TASK OBJECTIVE. Repeat the listing that follows, character for character, minus the pictures.

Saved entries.
:::

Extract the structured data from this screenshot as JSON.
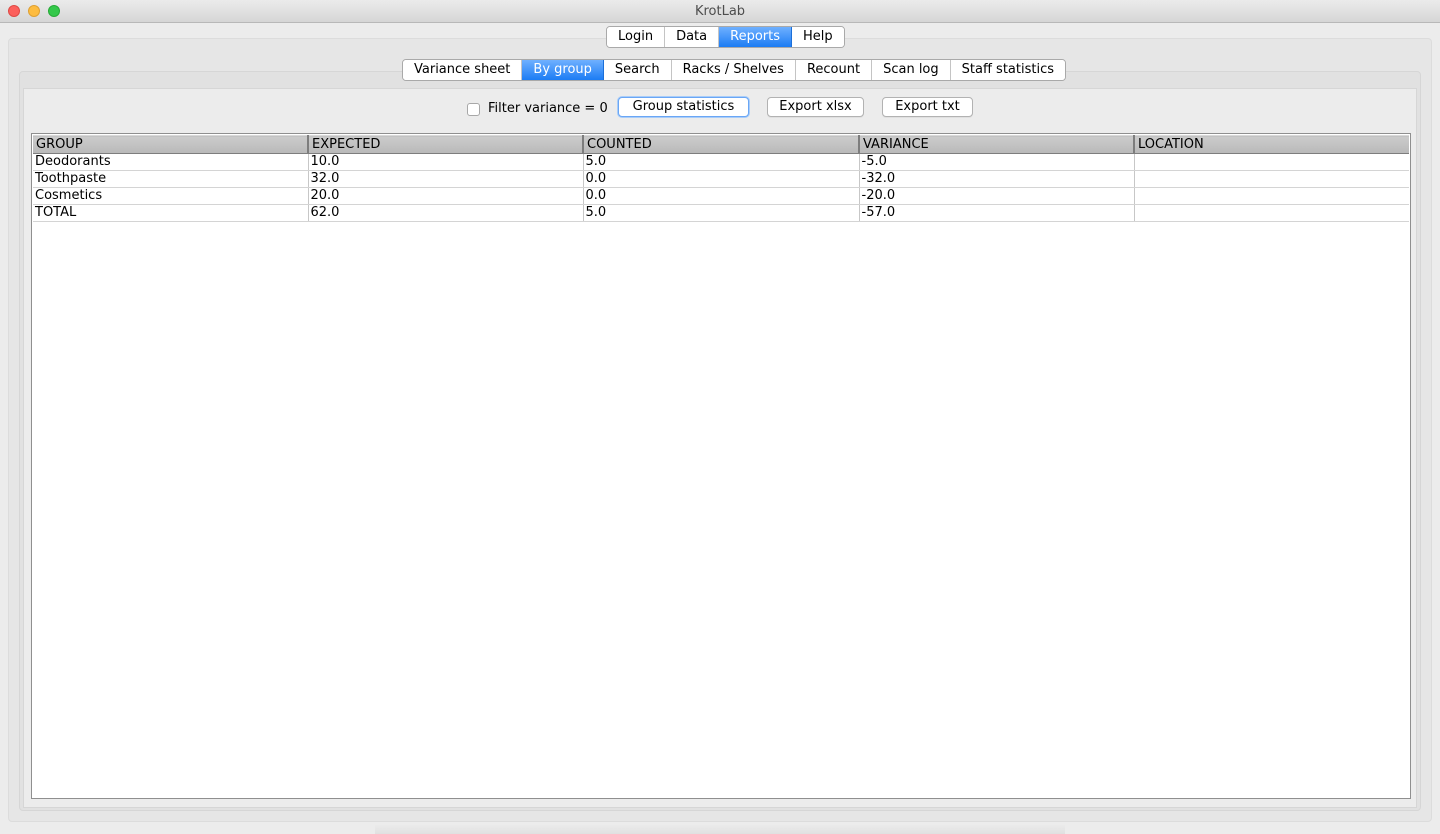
{
  "window": {
    "title": "KrotLab"
  },
  "main_tabs": [
    {
      "label": "Login",
      "active": false
    },
    {
      "label": "Data",
      "active": false
    },
    {
      "label": "Reports",
      "active": true
    },
    {
      "label": "Help",
      "active": false
    }
  ],
  "sub_tabs": [
    {
      "label": "Variance sheet",
      "active": false
    },
    {
      "label": "By group",
      "active": true
    },
    {
      "label": "Search",
      "active": false
    },
    {
      "label": "Racks / Shelves",
      "active": false
    },
    {
      "label": "Recount",
      "active": false
    },
    {
      "label": "Scan log",
      "active": false
    },
    {
      "label": "Staff statistics",
      "active": false
    }
  ],
  "toolbar": {
    "filter_label": "Filter variance = 0",
    "filter_checked": false,
    "group_statistics": "Group statistics",
    "export_xlsx": "Export xlsx",
    "export_txt": "Export txt"
  },
  "table": {
    "columns": [
      "GROUP",
      "EXPECTED",
      "COUNTED",
      "VARIANCE",
      "LOCATION"
    ],
    "rows": [
      [
        "Deodorants",
        "10.0",
        "5.0",
        "-5.0",
        ""
      ],
      [
        "Toothpaste",
        "32.0",
        "0.0",
        "-32.0",
        ""
      ],
      [
        "Cosmetics",
        "20.0",
        "0.0",
        "-20.0",
        ""
      ],
      [
        "TOTAL",
        "62.0",
        "5.0",
        "-57.0",
        ""
      ]
    ]
  },
  "colors": {
    "accent": "#1c7cf4",
    "close": "#fc605c",
    "minimize": "#fdbc40",
    "maximize": "#34c84a"
  }
}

:::

RESPONSE TO THE TASK.
Extract the structured data from this screenshot as JSON.
{
  "window": {
    "title": "KrotLab"
  },
  "main_tabs": [
    {
      "label": "Login",
      "active": false
    },
    {
      "label": "Data",
      "active": false
    },
    {
      "label": "Reports",
      "active": true
    },
    {
      "label": "Help",
      "active": false
    }
  ],
  "sub_tabs": [
    {
      "label": "Variance sheet",
      "active": false
    },
    {
      "label": "By group",
      "active": true
    },
    {
      "label": "Search",
      "active": false
    },
    {
      "label": "Racks / Shelves",
      "active": false
    },
    {
      "label": "Recount",
      "active": false
    },
    {
      "label": "Scan log",
      "active": false
    },
    {
      "label": "Staff statistics",
      "active": false
    }
  ],
  "toolbar": {
    "filter_label": "Filter variance = 0",
    "filter_checked": false,
    "group_statistics": "Group statistics",
    "export_xlsx": "Export xlsx",
    "export_txt": "Export txt"
  },
  "table": {
    "columns": [
      "GROUP",
      "EXPECTED",
      "COUNTED",
      "VARIANCE",
      "LOCATION"
    ],
    "rows": [
      [
        "Deodorants",
        "10.0",
        "5.0",
        "-5.0",
        ""
      ],
      [
        "Toothpaste",
        "32.0",
        "0.0",
        "-32.0",
        ""
      ],
      [
        "Cosmetics",
        "20.0",
        "0.0",
        "-20.0",
        ""
      ],
      [
        "TOTAL",
        "62.0",
        "5.0",
        "-57.0",
        ""
      ]
    ]
  },
  "colors": {
    "accent": "#1c7cf4",
    "close": "#fc605c",
    "minimize": "#fdbc40",
    "maximize": "#34c84a"
  }
}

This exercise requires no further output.